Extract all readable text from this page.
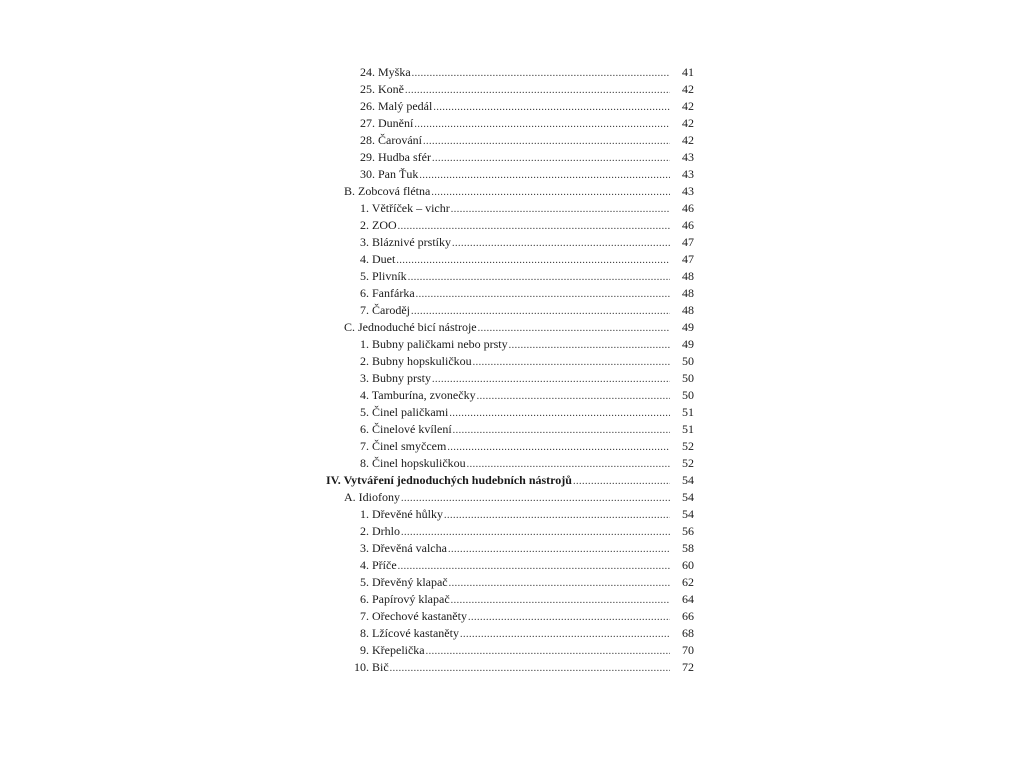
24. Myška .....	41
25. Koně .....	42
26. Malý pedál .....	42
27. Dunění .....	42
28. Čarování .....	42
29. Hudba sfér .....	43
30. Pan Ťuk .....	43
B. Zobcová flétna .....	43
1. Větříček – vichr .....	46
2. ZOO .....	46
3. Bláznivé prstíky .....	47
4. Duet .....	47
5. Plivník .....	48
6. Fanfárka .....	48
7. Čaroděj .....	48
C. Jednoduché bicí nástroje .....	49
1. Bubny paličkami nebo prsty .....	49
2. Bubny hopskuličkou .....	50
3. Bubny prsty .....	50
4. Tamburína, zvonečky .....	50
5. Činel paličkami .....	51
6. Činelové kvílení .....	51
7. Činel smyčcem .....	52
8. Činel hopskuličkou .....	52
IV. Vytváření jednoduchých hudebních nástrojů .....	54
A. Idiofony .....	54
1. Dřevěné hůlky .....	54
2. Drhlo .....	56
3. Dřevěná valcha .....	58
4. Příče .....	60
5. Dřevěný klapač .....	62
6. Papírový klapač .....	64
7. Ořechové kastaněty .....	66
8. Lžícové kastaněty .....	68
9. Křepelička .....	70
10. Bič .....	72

---

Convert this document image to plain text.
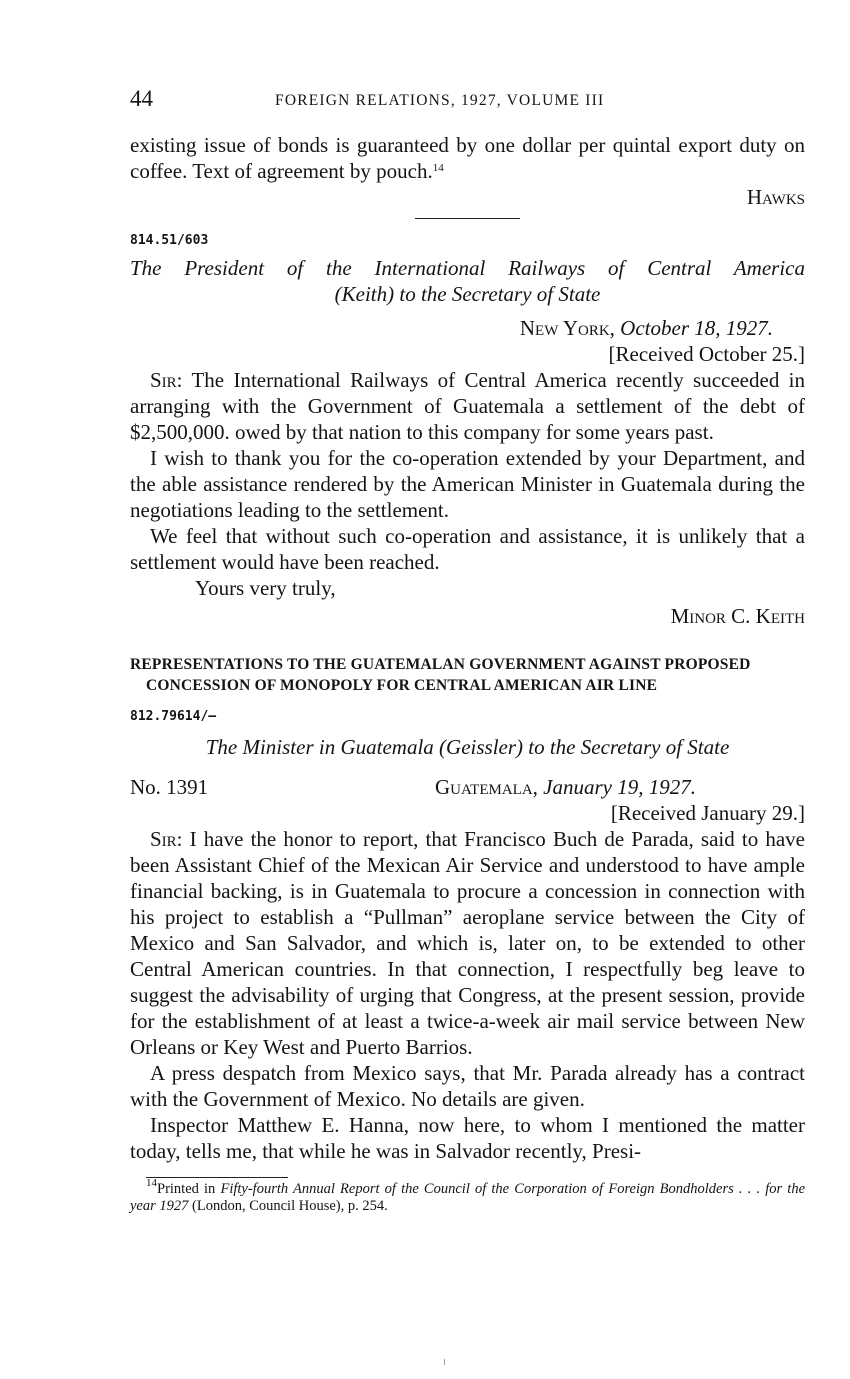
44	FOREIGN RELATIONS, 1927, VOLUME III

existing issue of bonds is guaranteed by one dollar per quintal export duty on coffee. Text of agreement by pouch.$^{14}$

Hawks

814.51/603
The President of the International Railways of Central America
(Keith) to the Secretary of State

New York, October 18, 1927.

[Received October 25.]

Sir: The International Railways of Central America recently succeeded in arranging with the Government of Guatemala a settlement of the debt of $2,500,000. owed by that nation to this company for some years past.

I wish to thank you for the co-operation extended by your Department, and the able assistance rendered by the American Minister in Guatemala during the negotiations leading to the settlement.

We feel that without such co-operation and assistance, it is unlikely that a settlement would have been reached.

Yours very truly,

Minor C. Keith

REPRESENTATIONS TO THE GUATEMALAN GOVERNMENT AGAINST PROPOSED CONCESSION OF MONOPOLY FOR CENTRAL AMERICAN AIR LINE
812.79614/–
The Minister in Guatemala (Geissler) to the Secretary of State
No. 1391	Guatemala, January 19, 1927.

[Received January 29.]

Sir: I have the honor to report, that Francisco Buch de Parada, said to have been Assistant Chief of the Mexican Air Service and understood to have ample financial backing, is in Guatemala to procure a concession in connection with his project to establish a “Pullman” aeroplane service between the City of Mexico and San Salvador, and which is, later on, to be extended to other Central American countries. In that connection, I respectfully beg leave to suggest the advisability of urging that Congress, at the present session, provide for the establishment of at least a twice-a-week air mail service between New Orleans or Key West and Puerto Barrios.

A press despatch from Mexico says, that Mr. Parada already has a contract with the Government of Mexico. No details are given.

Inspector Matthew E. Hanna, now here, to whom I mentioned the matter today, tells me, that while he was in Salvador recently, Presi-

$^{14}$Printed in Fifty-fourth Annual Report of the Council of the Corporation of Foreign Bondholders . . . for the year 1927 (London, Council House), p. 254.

• [DESCRIPTION OF THE TASK]: Work out how many lines in the records above contain the word "Minister", and reply with that number alone.

• [OUTPUT FOR THIS TASK]: 2